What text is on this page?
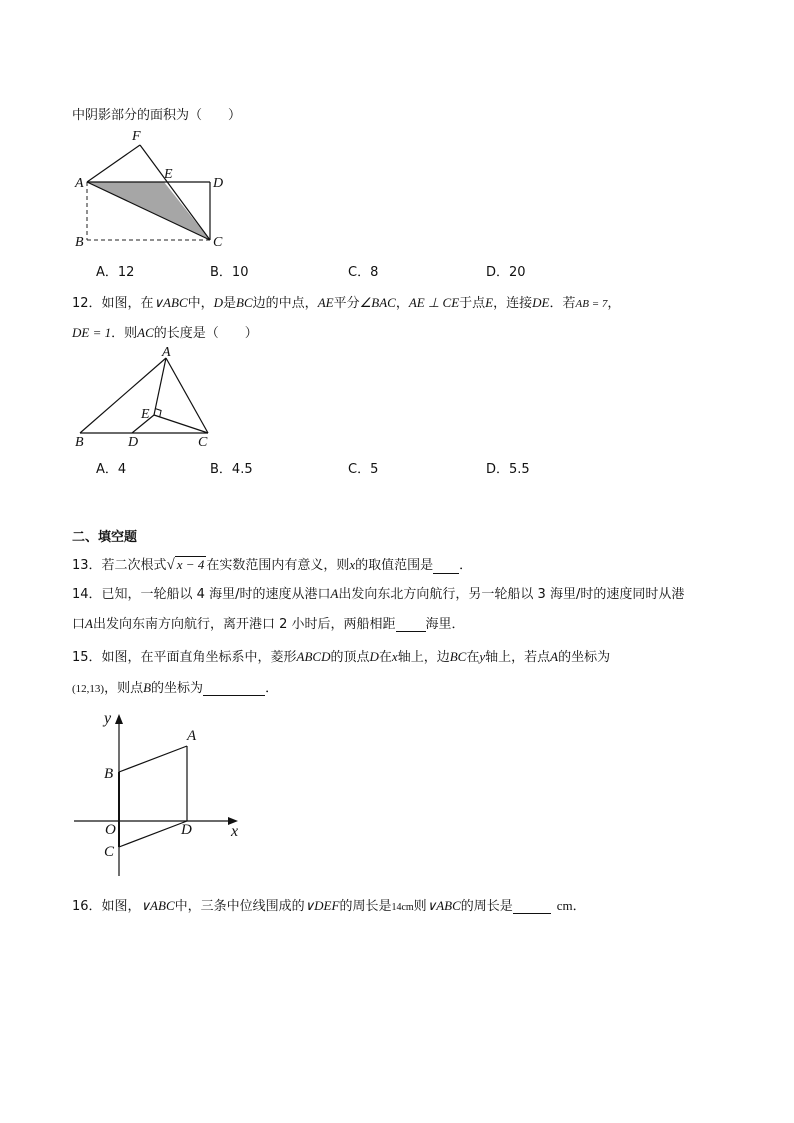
中阴影部分的面积为（　　）
A
B	C
D
E
F
A．12	B．10	C．8	D．20
12．如图，在∨ABC中，D是BC边的中点，AE平分∠BAC，AE ⊥ CE于点E，连接DE．若AB = 7，
DE = 1．则AC的长度是（　　）
A
B	C
D
E
A．4	B．4.5	C．5	D．5.5
二、填空题
13．若二次根式√ x − 4 在实数范围内有意义，则x的取值范围是 ．
14．已知，一轮船以 4 海里/时的速度从港口A出发向东北方向航行，另一轮船以 3 海里/时的速度同时从港
口A出发向东南方向航行，离开港口 2 小时后，两船相距 海里．
15．如图，在平面直角坐标系中，菱形ABCD的顶点D在x轴上，边BC在y轴上，若点A的坐标为
(12,13)，则点B的坐标为	．
y
x
A
B
O
C
D
16．如图，∨ABC中，三条中位线围成的∨DEF的周长是14cm则∨ABC的周长是	cm．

########################################

▶ **Set task**
Output the lines above in full and exactly as given, omitting any pictures.

▶ **Result for this task**
What text is on this page?
中阴影部分的面积为（　　）
A
B	C
D
E
F
A．12	B．10	C．8	D．20
12．如图，在∨ABC中，D是BC边的中点，AE平分∠BAC，AE ⊥ CE于点E，连接DE．若AB = 7，
DE = 1．则AC的长度是（　　）
A
B	C
D
E
A．4	B．4.5	C．5	D．5.5
二、填空题
13．若二次根式√ x − 4 在实数范围内有意义，则x的取值范围是 ．
14．已知，一轮船以 4 海里/时的速度从港口A出发向东北方向航行，另一轮船以 3 海里/时的速度同时从港
口A出发向东南方向航行，离开港口 2 小时后，两船相距 海里．
15．如图，在平面直角坐标系中，菱形ABCD的顶点D在x轴上，边BC在y轴上，若点A的坐标为
(12,13)，则点B的坐标为	．
y
x
A
B
O
C
D
16．如图，∨ABC中，三条中位线围成的∨DEF的周长是14cm则∨ABC的周长是	cm．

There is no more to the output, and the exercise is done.